-- Extracted information start --
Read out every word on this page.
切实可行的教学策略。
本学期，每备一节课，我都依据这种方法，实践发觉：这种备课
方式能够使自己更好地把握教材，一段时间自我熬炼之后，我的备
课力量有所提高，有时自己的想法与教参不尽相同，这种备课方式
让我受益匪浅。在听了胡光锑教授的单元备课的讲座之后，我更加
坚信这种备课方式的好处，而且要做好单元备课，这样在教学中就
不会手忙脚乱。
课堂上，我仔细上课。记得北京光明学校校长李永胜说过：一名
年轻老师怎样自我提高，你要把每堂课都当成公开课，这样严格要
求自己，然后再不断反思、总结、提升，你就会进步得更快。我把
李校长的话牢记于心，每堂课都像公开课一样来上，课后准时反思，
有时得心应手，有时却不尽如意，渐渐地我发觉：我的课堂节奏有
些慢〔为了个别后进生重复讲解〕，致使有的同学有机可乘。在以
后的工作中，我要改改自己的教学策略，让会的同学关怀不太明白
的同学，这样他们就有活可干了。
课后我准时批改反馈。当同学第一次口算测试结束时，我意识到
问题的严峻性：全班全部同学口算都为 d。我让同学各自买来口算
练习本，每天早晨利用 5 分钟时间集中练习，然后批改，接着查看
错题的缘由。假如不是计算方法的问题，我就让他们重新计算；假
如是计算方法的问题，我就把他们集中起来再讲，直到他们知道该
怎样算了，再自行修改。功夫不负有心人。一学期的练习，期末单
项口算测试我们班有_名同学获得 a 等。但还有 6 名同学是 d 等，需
-- Extracted information end --
Instructions to follow
Repeat the entries exactly, all of them.

Complete answer
Read out every word on this page.
切实可行的教学策略。
本学期，每备一节课，我都依据这种方法，实践发觉：这种备课
方式能够使自己更好地把握教材，一段时间自我熬炼之后，我的备
课力量有所提高，有时自己的想法与教参不尽相同，这种备课方式
让我受益匪浅。在听了胡光锑教授的单元备课的讲座之后，我更加
坚信这种备课方式的好处，而且要做好单元备课，这样在教学中就
不会手忙脚乱。
课堂上，我仔细上课。记得北京光明学校校长李永胜说过：一名
年轻老师怎样自我提高，你要把每堂课都当成公开课，这样严格要
求自己，然后再不断反思、总结、提升，你就会进步得更快。我把
李校长的话牢记于心，每堂课都像公开课一样来上，课后准时反思，
有时得心应手，有时却不尽如意，渐渐地我发觉：我的课堂节奏有
些慢〔为了个别后进生重复讲解〕，致使有的同学有机可乘。在以
后的工作中，我要改改自己的教学策略，让会的同学关怀不太明白
的同学，这样他们就有活可干了。
课后我准时批改反馈。当同学第一次口算测试结束时，我意识到
问题的严峻性：全班全部同学口算都为 d。我让同学各自买来口算
练习本，每天早晨利用 5 分钟时间集中练习，然后批改，接着查看
错题的缘由。假如不是计算方法的问题，我就让他们重新计算；假
如是计算方法的问题，我就把他们集中起来再讲，直到他们知道该
怎样算了，再自行修改。功夫不负有心人。一学期的练习，期末单
项口算测试我们班有_名同学获得 a 等。但还有 6 名同学是 d 等，需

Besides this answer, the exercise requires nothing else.